SET PROBLEM: Output the data exactly, with every line intact.

Stored data entries:
□ □ □

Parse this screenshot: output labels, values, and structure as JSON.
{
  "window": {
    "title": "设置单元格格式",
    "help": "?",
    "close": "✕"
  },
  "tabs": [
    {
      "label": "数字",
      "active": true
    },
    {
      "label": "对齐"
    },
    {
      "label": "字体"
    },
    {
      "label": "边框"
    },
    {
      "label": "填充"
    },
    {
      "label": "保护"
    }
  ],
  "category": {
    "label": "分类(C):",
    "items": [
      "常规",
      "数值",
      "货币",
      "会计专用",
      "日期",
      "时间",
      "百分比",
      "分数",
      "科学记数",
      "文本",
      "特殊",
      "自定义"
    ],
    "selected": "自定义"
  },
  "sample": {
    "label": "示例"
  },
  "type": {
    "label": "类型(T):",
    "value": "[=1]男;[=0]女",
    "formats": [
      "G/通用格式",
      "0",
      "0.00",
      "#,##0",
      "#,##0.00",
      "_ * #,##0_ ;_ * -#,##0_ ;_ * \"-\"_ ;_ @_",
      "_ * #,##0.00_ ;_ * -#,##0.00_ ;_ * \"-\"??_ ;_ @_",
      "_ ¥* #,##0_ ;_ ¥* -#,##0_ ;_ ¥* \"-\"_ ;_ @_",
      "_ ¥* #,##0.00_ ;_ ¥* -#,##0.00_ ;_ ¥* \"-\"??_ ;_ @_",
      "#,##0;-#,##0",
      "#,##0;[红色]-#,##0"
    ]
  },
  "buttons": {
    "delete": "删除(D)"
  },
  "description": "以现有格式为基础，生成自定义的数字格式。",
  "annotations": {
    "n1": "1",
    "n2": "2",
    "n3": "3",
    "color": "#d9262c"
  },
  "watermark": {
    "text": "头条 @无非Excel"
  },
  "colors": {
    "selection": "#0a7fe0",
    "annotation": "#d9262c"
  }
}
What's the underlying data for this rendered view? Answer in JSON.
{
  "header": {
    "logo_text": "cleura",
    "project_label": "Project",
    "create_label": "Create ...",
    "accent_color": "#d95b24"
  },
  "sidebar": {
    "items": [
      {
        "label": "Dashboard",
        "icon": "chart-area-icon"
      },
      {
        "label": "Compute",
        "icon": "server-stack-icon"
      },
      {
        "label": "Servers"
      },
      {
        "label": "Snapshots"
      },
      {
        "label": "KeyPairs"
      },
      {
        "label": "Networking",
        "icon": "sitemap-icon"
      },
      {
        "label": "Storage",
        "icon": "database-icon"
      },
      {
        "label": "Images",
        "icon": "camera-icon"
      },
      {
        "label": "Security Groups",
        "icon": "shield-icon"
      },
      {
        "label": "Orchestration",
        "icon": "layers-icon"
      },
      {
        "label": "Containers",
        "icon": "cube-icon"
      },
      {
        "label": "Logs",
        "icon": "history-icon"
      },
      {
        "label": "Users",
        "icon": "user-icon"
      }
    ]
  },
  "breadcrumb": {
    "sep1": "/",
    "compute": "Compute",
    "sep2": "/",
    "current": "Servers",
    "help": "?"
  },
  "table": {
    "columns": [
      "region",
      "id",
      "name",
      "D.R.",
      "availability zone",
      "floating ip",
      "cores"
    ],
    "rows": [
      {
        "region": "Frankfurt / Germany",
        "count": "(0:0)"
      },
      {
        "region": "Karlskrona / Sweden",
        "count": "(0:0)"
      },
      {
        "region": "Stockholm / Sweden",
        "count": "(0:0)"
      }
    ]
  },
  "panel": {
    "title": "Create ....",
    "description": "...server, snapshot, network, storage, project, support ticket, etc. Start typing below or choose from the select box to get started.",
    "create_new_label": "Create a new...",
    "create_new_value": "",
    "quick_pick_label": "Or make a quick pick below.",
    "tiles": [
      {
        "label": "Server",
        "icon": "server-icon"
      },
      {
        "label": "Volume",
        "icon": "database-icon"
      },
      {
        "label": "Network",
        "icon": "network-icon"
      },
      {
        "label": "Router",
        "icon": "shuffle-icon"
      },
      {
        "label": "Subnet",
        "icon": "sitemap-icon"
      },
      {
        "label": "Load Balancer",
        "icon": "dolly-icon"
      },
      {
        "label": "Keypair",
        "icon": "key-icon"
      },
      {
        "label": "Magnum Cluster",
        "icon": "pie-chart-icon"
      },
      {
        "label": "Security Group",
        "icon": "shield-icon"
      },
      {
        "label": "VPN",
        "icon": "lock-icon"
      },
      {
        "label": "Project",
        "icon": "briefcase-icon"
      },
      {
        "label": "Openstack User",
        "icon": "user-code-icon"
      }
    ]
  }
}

□ □ □

ANSWER TO THE EXERCISE:
Parse this screenshot: output labels, values, and structure as JSON.
{
  "window": {
    "title": "设置单元格格式",
    "help": "?",
    "close": "✕"
  },
  "tabs": [
    {
      "label": "数字",
      "active": true
    },
    {
      "label": "对齐"
    },
    {
      "label": "字体"
    },
    {
      "label": "边框"
    },
    {
      "label": "填充"
    },
    {
      "label": "保护"
    }
  ],
  "category": {
    "label": "分类(C):",
    "items": [
      "常规",
      "数值",
      "货币",
      "会计专用",
      "日期",
      "时间",
      "百分比",
      "分数",
      "科学记数",
      "文本",
      "特殊",
      "自定义"
    ],
    "selected": "自定义"
  },
  "sample": {
    "label": "示例"
  },
  "type": {
    "label": "类型(T):",
    "value": "[=1]男;[=0]女",
    "formats": [
      "G/通用格式",
      "0",
      "0.00",
      "#,##0",
      "#,##0.00",
      "_ * #,##0_ ;_ * -#,##0_ ;_ * \"-\"_ ;_ @_",
      "_ * #,##0.00_ ;_ * -#,##0.00_ ;_ * \"-\"??_ ;_ @_",
      "_ ¥* #,##0_ ;_ ¥* -#,##0_ ;_ ¥* \"-\"_ ;_ @_",
      "_ ¥* #,##0.00_ ;_ ¥* -#,##0.00_ ;_ ¥* \"-\"??_ ;_ @_",
      "#,##0;-#,##0",
      "#,##0;[红色]-#,##0"
    ]
  },
  "buttons": {
    "delete": "删除(D)"
  },
  "description": "以现有格式为基础，生成自定义的数字格式。",
  "annotations": {
    "n1": "1",
    "n2": "2",
    "n3": "3",
    "color": "#d9262c"
  },
  "watermark": {
    "text": "头条 @无非Excel"
  },
  "colors": {
    "selection": "#0a7fe0",
    "annotation": "#d9262c"
  }
}
What's the underlying data for this rendered view? Answer in JSON.
{
  "header": {
    "logo_text": "cleura",
    "project_label": "Project",
    "create_label": "Create ...",
    "accent_color": "#d95b24"
  },
  "sidebar": {
    "items": [
      {
        "label": "Dashboard",
        "icon": "chart-area-icon"
      },
      {
        "label": "Compute",
        "icon": "server-stack-icon"
      },
      {
        "label": "Servers"
      },
      {
        "label": "Snapshots"
      },
      {
        "label": "KeyPairs"
      },
      {
        "label": "Networking",
        "icon": "sitemap-icon"
      },
      {
        "label": "Storage",
        "icon": "database-icon"
      },
      {
        "label": "Images",
        "icon": "camera-icon"
      },
      {
        "label": "Security Groups",
        "icon": "shield-icon"
      },
      {
        "label": "Orchestration",
        "icon": "layers-icon"
      },
      {
        "label": "Containers",
        "icon": "cube-icon"
      },
      {
        "label": "Logs",
        "icon": "history-icon"
      },
      {
        "label": "Users",
        "icon": "user-icon"
      }
    ]
  },
  "breadcrumb": {
    "sep1": "/",
    "compute": "Compute",
    "sep2": "/",
    "current": "Servers",
    "help": "?"
  },
  "table": {
    "columns": [
      "region",
      "id",
      "name",
      "D.R.",
      "availability zone",
      "floating ip",
      "cores"
    ],
    "rows": [
      {
        "region": "Frankfurt / Germany",
        "count": "(0:0)"
      },
      {
        "region": "Karlskrona / Sweden",
        "count": "(0:0)"
      },
      {
        "region": "Stockholm / Sweden",
        "count": "(0:0)"
      }
    ]
  },
  "panel": {
    "title": "Create ....",
    "description": "...server, snapshot, network, storage, project, support ticket, etc. Start typing below or choose from the select box to get started.",
    "create_new_label": "Create a new...",
    "create_new_value": "",
    "quick_pick_label": "Or make a quick pick below.",
    "tiles": [
      {
        "label": "Server",
        "icon": "server-icon"
      },
      {
        "label": "Volume",
        "icon": "database-icon"
      },
      {
        "label": "Network",
        "icon": "network-icon"
      },
      {
        "label": "Router",
        "icon": "shuffle-icon"
      },
      {
        "label": "Subnet",
        "icon": "sitemap-icon"
      },
      {
        "label": "Load Balancer",
        "icon": "dolly-icon"
      },
      {
        "label": "Keypair",
        "icon": "key-icon"
      },
      {
        "label": "Magnum Cluster",
        "icon": "pie-chart-icon"
      },
      {
        "label": "Security Group",
        "icon": "shield-icon"
      },
      {
        "label": "VPN",
        "icon": "lock-icon"
      },
      {
        "label": "Project",
        "icon": "briefcase-icon"
      },
      {
        "label": "Openstack User",
        "icon": "user-code-icon"
      }
    ]
  }
}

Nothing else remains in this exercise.